§ **What you have to do**:
Reproduce the data exactly.

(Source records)

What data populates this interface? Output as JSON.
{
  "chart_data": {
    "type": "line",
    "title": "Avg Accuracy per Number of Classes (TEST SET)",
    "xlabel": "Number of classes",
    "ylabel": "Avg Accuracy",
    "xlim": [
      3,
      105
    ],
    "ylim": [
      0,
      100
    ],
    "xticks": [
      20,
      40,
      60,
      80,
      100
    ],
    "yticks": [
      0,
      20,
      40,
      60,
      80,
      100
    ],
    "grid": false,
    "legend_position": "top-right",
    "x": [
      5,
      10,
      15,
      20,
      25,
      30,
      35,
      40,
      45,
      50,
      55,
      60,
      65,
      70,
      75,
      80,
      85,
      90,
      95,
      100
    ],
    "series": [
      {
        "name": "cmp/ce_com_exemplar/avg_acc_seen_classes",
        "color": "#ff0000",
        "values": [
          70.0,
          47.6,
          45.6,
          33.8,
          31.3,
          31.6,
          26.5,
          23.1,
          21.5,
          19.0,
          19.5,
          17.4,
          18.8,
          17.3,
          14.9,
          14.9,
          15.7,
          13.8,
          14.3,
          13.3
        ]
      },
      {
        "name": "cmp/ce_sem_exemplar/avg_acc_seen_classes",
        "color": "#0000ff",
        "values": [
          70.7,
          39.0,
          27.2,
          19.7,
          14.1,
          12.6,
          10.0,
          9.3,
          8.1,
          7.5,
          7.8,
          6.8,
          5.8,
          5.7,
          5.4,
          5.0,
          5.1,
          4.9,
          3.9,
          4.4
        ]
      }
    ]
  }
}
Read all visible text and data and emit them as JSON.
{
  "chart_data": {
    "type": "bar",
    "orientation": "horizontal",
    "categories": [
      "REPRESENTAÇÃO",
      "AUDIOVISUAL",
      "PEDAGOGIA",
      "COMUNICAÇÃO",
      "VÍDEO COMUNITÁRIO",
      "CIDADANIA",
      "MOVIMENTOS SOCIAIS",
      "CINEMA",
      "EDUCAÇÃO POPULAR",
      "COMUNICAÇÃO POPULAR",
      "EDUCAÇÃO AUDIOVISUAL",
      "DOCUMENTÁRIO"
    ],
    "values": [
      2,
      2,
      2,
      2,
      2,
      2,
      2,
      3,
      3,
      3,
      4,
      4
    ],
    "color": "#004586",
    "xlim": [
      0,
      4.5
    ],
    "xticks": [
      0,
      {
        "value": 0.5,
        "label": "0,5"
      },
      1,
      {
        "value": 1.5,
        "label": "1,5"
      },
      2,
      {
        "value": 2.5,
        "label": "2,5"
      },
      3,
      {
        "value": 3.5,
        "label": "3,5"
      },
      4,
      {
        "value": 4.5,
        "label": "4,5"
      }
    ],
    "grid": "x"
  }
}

§ **Finished task**:
What data populates this interface? Output as JSON.
{
  "chart_data": {
    "type": "line",
    "title": "Avg Accuracy per Number of Classes (TEST SET)",
    "xlabel": "Number of classes",
    "ylabel": "Avg Accuracy",
    "xlim": [
      3,
      105
    ],
    "ylim": [
      0,
      100
    ],
    "xticks": [
      20,
      40,
      60,
      80,
      100
    ],
    "yticks": [
      0,
      20,
      40,
      60,
      80,
      100
    ],
    "grid": false,
    "legend_position": "top-right",
    "x": [
      5,
      10,
      15,
      20,
      25,
      30,
      35,
      40,
      45,
      50,
      55,
      60,
      65,
      70,
      75,
      80,
      85,
      90,
      95,
      100
    ],
    "series": [
      {
        "name": "cmp/ce_com_exemplar/avg_acc_seen_classes",
        "color": "#ff0000",
        "values": [
          70.0,
          47.6,
          45.6,
          33.8,
          31.3,
          31.6,
          26.5,
          23.1,
          21.5,
          19.0,
          19.5,
          17.4,
          18.8,
          17.3,
          14.9,
          14.9,
          15.7,
          13.8,
          14.3,
          13.3
        ]
      },
      {
        "name": "cmp/ce_sem_exemplar/avg_acc_seen_classes",
        "color": "#0000ff",
        "values": [
          70.7,
          39.0,
          27.2,
          19.7,
          14.1,
          12.6,
          10.0,
          9.3,
          8.1,
          7.5,
          7.8,
          6.8,
          5.8,
          5.7,
          5.4,
          5.0,
          5.1,
          4.9,
          3.9,
          4.4
        ]
      }
    ]
  }
}
Read all visible text and data and emit them as JSON.
{
  "chart_data": {
    "type": "bar",
    "orientation": "horizontal",
    "categories": [
      "REPRESENTAÇÃO",
      "AUDIOVISUAL",
      "PEDAGOGIA",
      "COMUNICAÇÃO",
      "VÍDEO COMUNITÁRIO",
      "CIDADANIA",
      "MOVIMENTOS SOCIAIS",
      "CINEMA",
      "EDUCAÇÃO POPULAR",
      "COMUNICAÇÃO POPULAR",
      "EDUCAÇÃO AUDIOVISUAL",
      "DOCUMENTÁRIO"
    ],
    "values": [
      2,
      2,
      2,
      2,
      2,
      2,
      2,
      3,
      3,
      3,
      4,
      4
    ],
    "color": "#004586",
    "xlim": [
      0,
      4.5
    ],
    "xticks": [
      0,
      {
        "value": 0.5,
        "label": "0,5"
      },
      1,
      {
        "value": 1.5,
        "label": "1,5"
      },
      2,
      {
        "value": 2.5,
        "label": "2,5"
      },
      3,
      {
        "value": 3.5,
        "label": "3,5"
      },
      4,
      {
        "value": 4.5,
        "label": "4,5"
      }
    ],
    "grid": "x"
  }
}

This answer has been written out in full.